* Task to complete: Make an exact copy of the data below, leaving out every picture.

* Material for this exercise:
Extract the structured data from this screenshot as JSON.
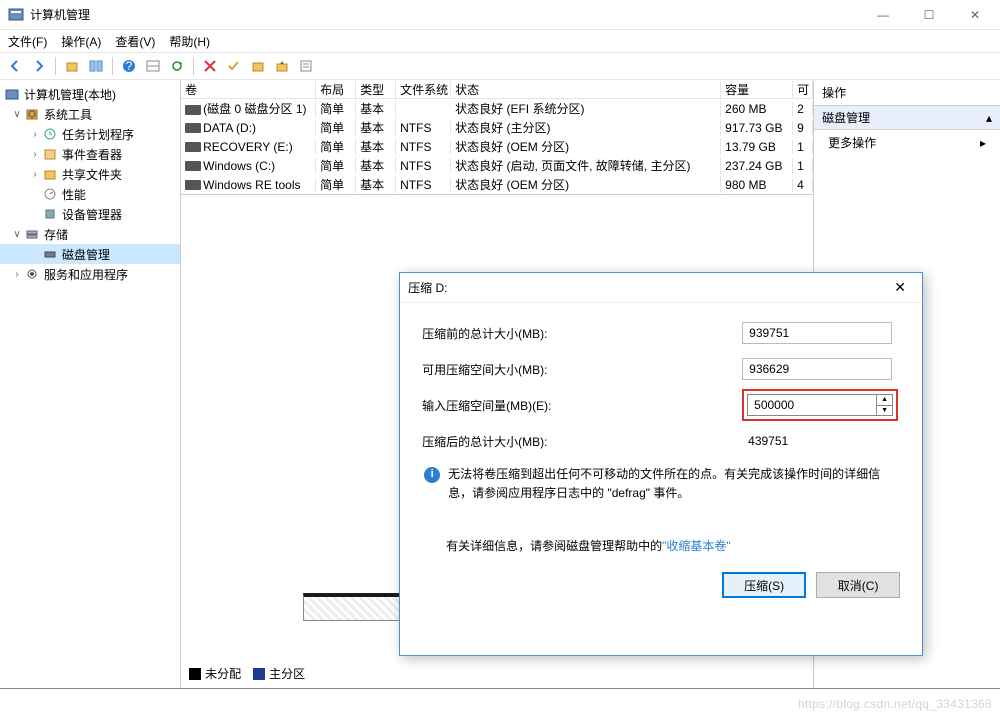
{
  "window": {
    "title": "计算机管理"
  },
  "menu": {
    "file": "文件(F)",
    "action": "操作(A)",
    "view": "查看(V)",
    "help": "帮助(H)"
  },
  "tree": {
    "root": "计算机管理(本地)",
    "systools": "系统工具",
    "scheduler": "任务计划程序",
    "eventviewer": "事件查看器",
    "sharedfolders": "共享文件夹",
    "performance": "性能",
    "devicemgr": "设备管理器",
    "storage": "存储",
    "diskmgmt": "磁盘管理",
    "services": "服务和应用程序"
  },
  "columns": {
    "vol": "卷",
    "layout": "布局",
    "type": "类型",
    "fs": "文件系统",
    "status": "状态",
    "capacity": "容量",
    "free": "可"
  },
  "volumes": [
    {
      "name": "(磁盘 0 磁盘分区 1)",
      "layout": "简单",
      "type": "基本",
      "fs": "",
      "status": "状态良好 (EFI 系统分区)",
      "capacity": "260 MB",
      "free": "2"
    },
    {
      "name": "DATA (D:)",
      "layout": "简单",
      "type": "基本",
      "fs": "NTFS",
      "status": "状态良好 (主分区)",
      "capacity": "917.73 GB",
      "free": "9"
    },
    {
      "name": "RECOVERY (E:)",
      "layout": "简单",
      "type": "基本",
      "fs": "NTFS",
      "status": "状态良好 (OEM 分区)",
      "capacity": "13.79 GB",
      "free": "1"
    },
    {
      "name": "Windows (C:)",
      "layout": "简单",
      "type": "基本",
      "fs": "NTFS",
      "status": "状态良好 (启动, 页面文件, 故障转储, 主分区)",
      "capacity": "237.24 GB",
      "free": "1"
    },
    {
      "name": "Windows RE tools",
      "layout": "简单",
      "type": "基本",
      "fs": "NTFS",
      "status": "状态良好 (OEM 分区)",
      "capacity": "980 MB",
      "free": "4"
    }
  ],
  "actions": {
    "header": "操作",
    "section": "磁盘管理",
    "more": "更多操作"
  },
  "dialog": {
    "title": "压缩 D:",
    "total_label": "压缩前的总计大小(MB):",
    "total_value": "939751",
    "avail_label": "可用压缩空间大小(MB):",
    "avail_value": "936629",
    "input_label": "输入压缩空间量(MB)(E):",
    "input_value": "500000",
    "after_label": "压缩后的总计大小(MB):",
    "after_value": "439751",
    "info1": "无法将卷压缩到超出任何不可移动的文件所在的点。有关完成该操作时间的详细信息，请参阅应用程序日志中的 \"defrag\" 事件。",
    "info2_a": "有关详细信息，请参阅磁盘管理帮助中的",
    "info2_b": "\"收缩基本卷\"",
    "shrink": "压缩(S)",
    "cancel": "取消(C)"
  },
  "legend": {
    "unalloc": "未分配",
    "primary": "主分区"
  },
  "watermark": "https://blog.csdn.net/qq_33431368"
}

* Exercise solution:
Extract the structured data from this screenshot as JSON.
{
  "window": {
    "title": "计算机管理"
  },
  "menu": {
    "file": "文件(F)",
    "action": "操作(A)",
    "view": "查看(V)",
    "help": "帮助(H)"
  },
  "tree": {
    "root": "计算机管理(本地)",
    "systools": "系统工具",
    "scheduler": "任务计划程序",
    "eventviewer": "事件查看器",
    "sharedfolders": "共享文件夹",
    "performance": "性能",
    "devicemgr": "设备管理器",
    "storage": "存储",
    "diskmgmt": "磁盘管理",
    "services": "服务和应用程序"
  },
  "columns": {
    "vol": "卷",
    "layout": "布局",
    "type": "类型",
    "fs": "文件系统",
    "status": "状态",
    "capacity": "容量",
    "free": "可"
  },
  "volumes": [
    {
      "name": "(磁盘 0 磁盘分区 1)",
      "layout": "简单",
      "type": "基本",
      "fs": "",
      "status": "状态良好 (EFI 系统分区)",
      "capacity": "260 MB",
      "free": "2"
    },
    {
      "name": "DATA (D:)",
      "layout": "简单",
      "type": "基本",
      "fs": "NTFS",
      "status": "状态良好 (主分区)",
      "capacity": "917.73 GB",
      "free": "9"
    },
    {
      "name": "RECOVERY (E:)",
      "layout": "简单",
      "type": "基本",
      "fs": "NTFS",
      "status": "状态良好 (OEM 分区)",
      "capacity": "13.79 GB",
      "free": "1"
    },
    {
      "name": "Windows (C:)",
      "layout": "简单",
      "type": "基本",
      "fs": "NTFS",
      "status": "状态良好 (启动, 页面文件, 故障转储, 主分区)",
      "capacity": "237.24 GB",
      "free": "1"
    },
    {
      "name": "Windows RE tools",
      "layout": "简单",
      "type": "基本",
      "fs": "NTFS",
      "status": "状态良好 (OEM 分区)",
      "capacity": "980 MB",
      "free": "4"
    }
  ],
  "actions": {
    "header": "操作",
    "section": "磁盘管理",
    "more": "更多操作"
  },
  "dialog": {
    "title": "压缩 D:",
    "total_label": "压缩前的总计大小(MB):",
    "total_value": "939751",
    "avail_label": "可用压缩空间大小(MB):",
    "avail_value": "936629",
    "input_label": "输入压缩空间量(MB)(E):",
    "input_value": "500000",
    "after_label": "压缩后的总计大小(MB):",
    "after_value": "439751",
    "info1": "无法将卷压缩到超出任何不可移动的文件所在的点。有关完成该操作时间的详细信息，请参阅应用程序日志中的 \"defrag\" 事件。",
    "info2_a": "有关详细信息，请参阅磁盘管理帮助中的",
    "info2_b": "\"收缩基本卷\"",
    "shrink": "压缩(S)",
    "cancel": "取消(C)"
  },
  "legend": {
    "unalloc": "未分配",
    "primary": "主分区"
  },
  "watermark": "https://blog.csdn.net/qq_33431368"
}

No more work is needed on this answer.